-------- Provided records --------

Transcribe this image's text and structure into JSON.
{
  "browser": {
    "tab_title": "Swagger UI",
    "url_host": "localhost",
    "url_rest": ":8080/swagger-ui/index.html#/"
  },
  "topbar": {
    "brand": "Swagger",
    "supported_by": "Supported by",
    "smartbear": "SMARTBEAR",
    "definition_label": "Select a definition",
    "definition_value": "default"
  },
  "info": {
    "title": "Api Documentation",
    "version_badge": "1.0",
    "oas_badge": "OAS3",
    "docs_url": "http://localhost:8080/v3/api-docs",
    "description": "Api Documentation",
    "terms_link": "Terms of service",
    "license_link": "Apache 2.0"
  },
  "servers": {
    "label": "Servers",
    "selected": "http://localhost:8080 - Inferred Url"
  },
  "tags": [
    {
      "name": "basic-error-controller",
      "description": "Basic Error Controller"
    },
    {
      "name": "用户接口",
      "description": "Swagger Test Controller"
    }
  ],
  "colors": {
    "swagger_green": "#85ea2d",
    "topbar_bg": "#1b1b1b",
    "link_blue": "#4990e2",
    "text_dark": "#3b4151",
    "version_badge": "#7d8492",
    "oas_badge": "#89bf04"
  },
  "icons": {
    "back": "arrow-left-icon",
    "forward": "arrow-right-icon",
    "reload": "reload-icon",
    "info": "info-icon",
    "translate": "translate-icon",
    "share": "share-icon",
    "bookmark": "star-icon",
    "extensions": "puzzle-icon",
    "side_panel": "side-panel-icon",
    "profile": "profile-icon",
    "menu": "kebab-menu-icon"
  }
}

--------

Report every line in the data above in which the word "name" appears.

**Full output**.
      "name": "basic-error-controller",
      "name": "用户接口",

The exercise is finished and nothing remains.